### Brief
Using the material below, work out how many lines contain the word "audio". Reply with the number and nothing more.

-- BEGIN Material to process --

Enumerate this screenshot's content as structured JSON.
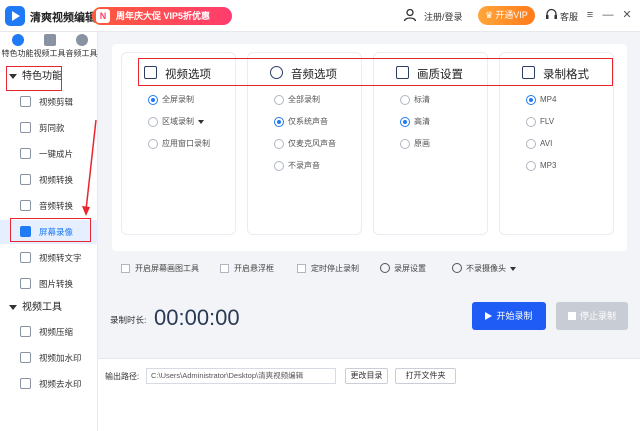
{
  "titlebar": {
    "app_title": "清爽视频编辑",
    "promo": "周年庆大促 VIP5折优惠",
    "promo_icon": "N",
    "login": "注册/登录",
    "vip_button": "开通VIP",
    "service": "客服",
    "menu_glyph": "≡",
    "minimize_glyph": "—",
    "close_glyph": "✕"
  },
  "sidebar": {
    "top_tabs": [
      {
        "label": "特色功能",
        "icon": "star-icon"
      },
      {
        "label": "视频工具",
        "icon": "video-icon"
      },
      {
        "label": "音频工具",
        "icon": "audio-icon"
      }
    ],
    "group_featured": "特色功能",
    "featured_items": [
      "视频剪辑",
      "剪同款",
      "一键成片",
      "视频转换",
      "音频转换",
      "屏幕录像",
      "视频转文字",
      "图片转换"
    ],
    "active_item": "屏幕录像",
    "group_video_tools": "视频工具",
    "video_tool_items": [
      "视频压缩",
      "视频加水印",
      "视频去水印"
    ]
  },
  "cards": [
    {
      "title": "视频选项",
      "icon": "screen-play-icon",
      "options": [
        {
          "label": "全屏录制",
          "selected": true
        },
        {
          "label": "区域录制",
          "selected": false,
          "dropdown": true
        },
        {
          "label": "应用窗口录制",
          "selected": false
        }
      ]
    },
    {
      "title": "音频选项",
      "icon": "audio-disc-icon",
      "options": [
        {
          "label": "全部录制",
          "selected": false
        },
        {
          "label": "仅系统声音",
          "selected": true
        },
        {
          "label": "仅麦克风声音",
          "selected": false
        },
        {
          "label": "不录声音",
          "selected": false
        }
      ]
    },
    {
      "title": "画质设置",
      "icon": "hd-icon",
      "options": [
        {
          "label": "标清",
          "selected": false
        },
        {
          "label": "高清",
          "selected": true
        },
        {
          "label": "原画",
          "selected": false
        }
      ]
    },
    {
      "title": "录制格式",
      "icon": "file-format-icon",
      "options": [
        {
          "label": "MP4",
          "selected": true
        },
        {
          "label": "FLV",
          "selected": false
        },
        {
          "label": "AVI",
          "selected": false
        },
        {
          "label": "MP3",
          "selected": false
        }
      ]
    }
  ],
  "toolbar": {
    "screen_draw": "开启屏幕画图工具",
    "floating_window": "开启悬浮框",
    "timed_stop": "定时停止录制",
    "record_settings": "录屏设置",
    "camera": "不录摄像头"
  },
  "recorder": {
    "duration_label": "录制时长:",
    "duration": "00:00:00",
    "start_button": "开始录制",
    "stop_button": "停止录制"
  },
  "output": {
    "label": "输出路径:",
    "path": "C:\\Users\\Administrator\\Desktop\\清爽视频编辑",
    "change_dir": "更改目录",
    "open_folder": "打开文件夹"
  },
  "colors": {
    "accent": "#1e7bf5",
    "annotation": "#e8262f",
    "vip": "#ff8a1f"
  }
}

-- END Material to process --

### The response
2